--- Begin Recorded data ---
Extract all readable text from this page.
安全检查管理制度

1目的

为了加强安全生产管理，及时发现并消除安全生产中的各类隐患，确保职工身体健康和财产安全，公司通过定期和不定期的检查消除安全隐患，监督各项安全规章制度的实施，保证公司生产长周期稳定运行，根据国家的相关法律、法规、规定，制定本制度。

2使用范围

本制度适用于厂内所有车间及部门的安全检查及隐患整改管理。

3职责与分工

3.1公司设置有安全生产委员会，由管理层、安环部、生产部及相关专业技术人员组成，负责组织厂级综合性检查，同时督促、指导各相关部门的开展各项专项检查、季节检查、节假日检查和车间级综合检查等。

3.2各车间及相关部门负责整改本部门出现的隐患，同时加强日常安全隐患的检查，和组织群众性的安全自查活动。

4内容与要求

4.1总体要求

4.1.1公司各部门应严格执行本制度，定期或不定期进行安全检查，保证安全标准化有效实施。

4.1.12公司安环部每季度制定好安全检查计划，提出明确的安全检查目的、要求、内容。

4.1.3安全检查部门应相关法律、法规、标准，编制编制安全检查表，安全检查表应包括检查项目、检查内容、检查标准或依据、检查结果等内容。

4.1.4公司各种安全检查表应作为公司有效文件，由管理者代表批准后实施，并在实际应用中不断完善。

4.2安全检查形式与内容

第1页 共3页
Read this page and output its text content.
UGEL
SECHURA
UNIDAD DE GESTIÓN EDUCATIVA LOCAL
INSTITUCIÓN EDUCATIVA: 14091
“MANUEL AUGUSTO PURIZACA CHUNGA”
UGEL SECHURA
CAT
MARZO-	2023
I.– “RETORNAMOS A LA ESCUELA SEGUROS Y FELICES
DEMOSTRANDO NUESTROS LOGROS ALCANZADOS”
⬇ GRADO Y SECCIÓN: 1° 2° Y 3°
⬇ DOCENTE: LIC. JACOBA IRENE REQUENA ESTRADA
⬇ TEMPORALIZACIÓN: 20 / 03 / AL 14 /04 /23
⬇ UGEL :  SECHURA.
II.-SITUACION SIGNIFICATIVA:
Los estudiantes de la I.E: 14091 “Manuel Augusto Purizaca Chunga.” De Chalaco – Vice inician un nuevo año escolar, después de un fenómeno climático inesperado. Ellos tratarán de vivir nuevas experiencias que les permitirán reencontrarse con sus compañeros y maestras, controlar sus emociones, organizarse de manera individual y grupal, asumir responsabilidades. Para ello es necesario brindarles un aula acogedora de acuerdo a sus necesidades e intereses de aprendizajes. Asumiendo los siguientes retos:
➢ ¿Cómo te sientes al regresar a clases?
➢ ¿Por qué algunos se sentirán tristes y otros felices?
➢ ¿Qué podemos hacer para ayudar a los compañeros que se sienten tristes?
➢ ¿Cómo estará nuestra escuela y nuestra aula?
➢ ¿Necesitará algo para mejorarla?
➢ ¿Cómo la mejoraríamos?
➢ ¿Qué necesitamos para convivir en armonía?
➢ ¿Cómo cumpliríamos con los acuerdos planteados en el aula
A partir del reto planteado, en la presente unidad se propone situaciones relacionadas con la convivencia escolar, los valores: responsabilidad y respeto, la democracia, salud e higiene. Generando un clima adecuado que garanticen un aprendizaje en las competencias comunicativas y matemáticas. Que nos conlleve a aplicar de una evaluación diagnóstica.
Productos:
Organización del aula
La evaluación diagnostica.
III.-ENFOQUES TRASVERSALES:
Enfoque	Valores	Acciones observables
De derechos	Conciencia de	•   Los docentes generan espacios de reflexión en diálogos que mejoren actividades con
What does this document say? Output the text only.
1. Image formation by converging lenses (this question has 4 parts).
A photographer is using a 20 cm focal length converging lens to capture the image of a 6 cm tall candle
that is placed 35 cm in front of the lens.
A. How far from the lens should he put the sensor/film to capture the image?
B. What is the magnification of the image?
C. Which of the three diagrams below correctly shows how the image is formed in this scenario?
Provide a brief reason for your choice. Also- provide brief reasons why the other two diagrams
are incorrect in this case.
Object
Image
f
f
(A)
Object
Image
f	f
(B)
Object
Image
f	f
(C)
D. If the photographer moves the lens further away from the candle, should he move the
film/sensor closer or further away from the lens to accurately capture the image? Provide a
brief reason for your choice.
--- End Recorded data ---
Make an exact copy of all the data.

Extract all readable text from this page.
安全检查管理制度

1目的

为了加强安全生产管理，及时发现并消除安全生产中的各类隐患，确保职工身体健康和财产安全，公司通过定期和不定期的检查消除安全隐患，监督各项安全规章制度的实施，保证公司生产长周期稳定运行，根据国家的相关法律、法规、规定，制定本制度。

2使用范围

本制度适用于厂内所有车间及部门的安全检查及隐患整改管理。

3职责与分工

3.1公司设置有安全生产委员会，由管理层、安环部、生产部及相关专业技术人员组成，负责组织厂级综合性检查，同时督促、指导各相关部门的开展各项专项检查、季节检查、节假日检查和车间级综合检查等。

3.2各车间及相关部门负责整改本部门出现的隐患，同时加强日常安全隐患的检查，和组织群众性的安全自查活动。

4内容与要求

4.1总体要求

4.1.1公司各部门应严格执行本制度，定期或不定期进行安全检查，保证安全标准化有效实施。

4.1.12公司安环部每季度制定好安全检查计划，提出明确的安全检查目的、要求、内容。

4.1.3安全检查部门应相关法律、法规、标准，编制编制安全检查表，安全检查表应包括检查项目、检查内容、检查标准或依据、检查结果等内容。

4.1.4公司各种安全检查表应作为公司有效文件，由管理者代表批准后实施，并在实际应用中不断完善。

4.2安全检查形式与内容

第1页 共3页
Read this page and output its text content.
UGEL
SECHURA
UNIDAD DE GESTIÓN EDUCATIVA LOCAL
INSTITUCIÓN EDUCATIVA: 14091
“MANUEL AUGUSTO PURIZACA CHUNGA”
UGEL SECHURA
CAT
MARZO-	2023
I.– “RETORNAMOS A LA ESCUELA SEGUROS Y FELICES
DEMOSTRANDO NUESTROS LOGROS ALCANZADOS”
⬇ GRADO Y SECCIÓN: 1° 2° Y 3°
⬇ DOCENTE: LIC. JACOBA IRENE REQUENA ESTRADA
⬇ TEMPORALIZACIÓN: 20 / 03 / AL 14 /04 /23
⬇ UGEL :  SECHURA.
II.-SITUACION SIGNIFICATIVA:
Los estudiantes de la I.E: 14091 “Manuel Augusto Purizaca Chunga.” De Chalaco – Vice inician un nuevo año escolar, después de un fenómeno climático inesperado. Ellos tratarán de vivir nuevas experiencias que les permitirán reencontrarse con sus compañeros y maestras, controlar sus emociones, organizarse de manera individual y grupal, asumir responsabilidades. Para ello es necesario brindarles un aula acogedora de acuerdo a sus necesidades e intereses de aprendizajes. Asumiendo los siguientes retos:
➢ ¿Cómo te sientes al regresar a clases?
➢ ¿Por qué algunos se sentirán tristes y otros felices?
➢ ¿Qué podemos hacer para ayudar a los compañeros que se sienten tristes?
➢ ¿Cómo estará nuestra escuela y nuestra aula?
➢ ¿Necesitará algo para mejorarla?
➢ ¿Cómo la mejoraríamos?
➢ ¿Qué necesitamos para convivir en armonía?
➢ ¿Cómo cumpliríamos con los acuerdos planteados en el aula
A partir del reto planteado, en la presente unidad se propone situaciones relacionadas con la convivencia escolar, los valores: responsabilidad y respeto, la democracia, salud e higiene. Generando un clima adecuado que garanticen un aprendizaje en las competencias comunicativas y matemáticas. Que nos conlleve a aplicar de una evaluación diagnóstica.
Productos:
Organización del aula
La evaluación diagnostica.
III.-ENFOQUES TRASVERSALES:
Enfoque	Valores	Acciones observables
De derechos	Conciencia de	•   Los docentes generan espacios de reflexión en diálogos que mejoren actividades con
What does this document say? Output the text only.
1. Image formation by converging lenses (this question has 4 parts).
A photographer is using a 20 cm focal length converging lens to capture the image of a 6 cm tall candle
that is placed 35 cm in front of the lens.
A. How far from the lens should he put the sensor/film to capture the image?
B. What is the magnification of the image?
C. Which of the three diagrams below correctly shows how the image is formed in this scenario?
Provide a brief reason for your choice. Also- provide brief reasons why the other two diagrams
are incorrect in this case.
Object
Image
f
f
(A)
Object
Image
f	f
(B)
Object
Image
f	f
(C)
D. If the photographer moves the lens further away from the candle, should he move the
film/sensor closer or further away from the lens to accurately capture the image? Provide a
brief reason for your choice.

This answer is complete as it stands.